---------- Texte de l'exercice ----------

Et c’est une salle spontanément debout qui remercie ces deux énergumènes autant pour leur humour et leur générosité que pour la sympathie qu’ils dégagent.Garnier et Sentou s’inscrivent dans la tradition des duos comiques français comme Roger Pierre et Jean-Marc Thibault, les Frères ennemis, Chevallier et Laspalès… Ils ont chacun leur personnalité, leur registre. Ça fonctionne parfaitement. Et ils sont tellement complices et heureux d’être ensemble qu’on peut parier qu’ils sont là pour un sacré bout de temps. D’autant qu’ils n’ont pas fini de grandir… et de nous surprendre.

---------- Données du corpus ----------

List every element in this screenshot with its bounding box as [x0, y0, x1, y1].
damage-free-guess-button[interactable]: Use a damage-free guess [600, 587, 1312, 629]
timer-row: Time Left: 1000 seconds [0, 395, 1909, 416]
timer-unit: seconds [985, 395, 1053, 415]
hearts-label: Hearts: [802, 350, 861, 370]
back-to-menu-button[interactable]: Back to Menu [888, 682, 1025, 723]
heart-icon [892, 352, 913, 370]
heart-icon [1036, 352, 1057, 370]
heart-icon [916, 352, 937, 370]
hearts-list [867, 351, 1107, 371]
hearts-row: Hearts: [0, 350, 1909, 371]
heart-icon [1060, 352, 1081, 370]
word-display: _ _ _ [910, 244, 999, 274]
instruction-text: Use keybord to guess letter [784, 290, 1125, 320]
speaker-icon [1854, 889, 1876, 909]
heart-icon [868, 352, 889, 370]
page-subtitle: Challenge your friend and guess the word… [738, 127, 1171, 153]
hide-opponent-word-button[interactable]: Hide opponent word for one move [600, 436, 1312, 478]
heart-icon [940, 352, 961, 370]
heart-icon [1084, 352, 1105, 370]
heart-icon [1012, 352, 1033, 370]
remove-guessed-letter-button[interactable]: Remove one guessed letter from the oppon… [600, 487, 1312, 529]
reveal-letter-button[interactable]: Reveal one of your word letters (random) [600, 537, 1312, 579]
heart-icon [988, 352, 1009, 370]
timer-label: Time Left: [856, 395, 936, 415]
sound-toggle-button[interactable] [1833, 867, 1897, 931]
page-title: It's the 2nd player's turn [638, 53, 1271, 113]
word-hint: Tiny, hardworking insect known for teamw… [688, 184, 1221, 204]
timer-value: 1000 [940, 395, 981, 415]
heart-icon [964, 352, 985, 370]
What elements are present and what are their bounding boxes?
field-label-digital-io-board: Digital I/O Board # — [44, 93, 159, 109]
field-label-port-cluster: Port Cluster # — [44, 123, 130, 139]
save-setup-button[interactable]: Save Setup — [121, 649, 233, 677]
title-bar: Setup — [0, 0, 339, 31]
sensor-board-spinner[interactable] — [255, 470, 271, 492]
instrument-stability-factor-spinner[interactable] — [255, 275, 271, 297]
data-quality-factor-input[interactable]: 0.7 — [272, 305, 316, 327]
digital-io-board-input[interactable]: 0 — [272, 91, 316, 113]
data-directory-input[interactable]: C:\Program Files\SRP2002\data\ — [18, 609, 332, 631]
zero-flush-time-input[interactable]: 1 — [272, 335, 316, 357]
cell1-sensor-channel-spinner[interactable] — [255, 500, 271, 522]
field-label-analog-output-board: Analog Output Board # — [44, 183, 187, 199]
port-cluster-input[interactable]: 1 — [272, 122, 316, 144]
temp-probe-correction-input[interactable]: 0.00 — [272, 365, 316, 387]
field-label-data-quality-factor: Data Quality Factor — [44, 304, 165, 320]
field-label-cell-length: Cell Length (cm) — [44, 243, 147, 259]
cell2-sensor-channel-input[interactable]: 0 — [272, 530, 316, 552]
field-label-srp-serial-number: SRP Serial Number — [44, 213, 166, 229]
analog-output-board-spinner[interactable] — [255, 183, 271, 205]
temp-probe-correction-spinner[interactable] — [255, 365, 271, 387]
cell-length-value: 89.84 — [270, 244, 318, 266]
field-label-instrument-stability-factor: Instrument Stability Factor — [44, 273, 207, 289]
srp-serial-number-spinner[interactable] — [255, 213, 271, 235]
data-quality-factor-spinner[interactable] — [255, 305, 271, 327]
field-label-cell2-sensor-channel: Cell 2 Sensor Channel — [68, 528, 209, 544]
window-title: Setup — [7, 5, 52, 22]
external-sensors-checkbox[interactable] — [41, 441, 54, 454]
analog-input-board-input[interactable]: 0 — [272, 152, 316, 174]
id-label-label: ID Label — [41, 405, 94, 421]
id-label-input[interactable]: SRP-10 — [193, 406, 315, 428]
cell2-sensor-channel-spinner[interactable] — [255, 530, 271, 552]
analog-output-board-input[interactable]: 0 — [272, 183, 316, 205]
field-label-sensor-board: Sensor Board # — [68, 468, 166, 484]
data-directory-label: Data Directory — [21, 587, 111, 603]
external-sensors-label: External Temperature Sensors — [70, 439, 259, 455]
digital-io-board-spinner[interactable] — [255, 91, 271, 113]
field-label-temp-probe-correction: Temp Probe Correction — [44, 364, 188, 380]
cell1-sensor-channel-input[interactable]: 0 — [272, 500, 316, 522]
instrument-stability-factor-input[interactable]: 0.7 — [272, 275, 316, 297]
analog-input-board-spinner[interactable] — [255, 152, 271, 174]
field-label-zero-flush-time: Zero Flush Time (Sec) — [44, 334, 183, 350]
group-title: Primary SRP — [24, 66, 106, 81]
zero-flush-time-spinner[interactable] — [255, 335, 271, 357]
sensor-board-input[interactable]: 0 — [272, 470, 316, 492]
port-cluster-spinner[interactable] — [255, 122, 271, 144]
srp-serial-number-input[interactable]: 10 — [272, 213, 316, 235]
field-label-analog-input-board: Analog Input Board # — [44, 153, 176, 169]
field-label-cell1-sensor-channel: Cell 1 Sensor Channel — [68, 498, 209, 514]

----------

À faire:
(a) D'après le texte de l'exercice, dans quelle tradition Garnier et Sentou s'inscrivent-ils ?
(b) Relevez tous les duos comiques français que le texte de l'exercice cite en exemple.
(c) Recopiez le passage du texte de l'exercice qui va de « Et c’est une » à « de nous surprendre. ».
Les enregistrements ne sont pas utiles pour cet exercice.

Corrigé:
(a) Dans la tradition des duos comiques français.

(b)
- Roger Pierre et Jean-Marc Thibault
- les Frères ennemis
- Chevallier et Laspalès

(c)
Et c’est une salle spontanément debout qui remercie ces deux énergumènes autant pour leur humour et leur générosité que pour la sympathie qu’ils dégagent.Garnier et Sentou s’inscrivent dans la tradition des duos comiques français comme Roger Pierre et Jean-Marc Thibault, les Frères ennemis, Chevallier et Laspalès… Ils ont chacun leur personnalité, leur registre. Ça fonctionne parfaitement. Et ils sont tellement complices et heureux d’être ensemble qu’on peut parier qu’ils sont là pour un sacré bout de temps. D’autant qu’ils n’ont pas fini de grandir… et de nous surprendre.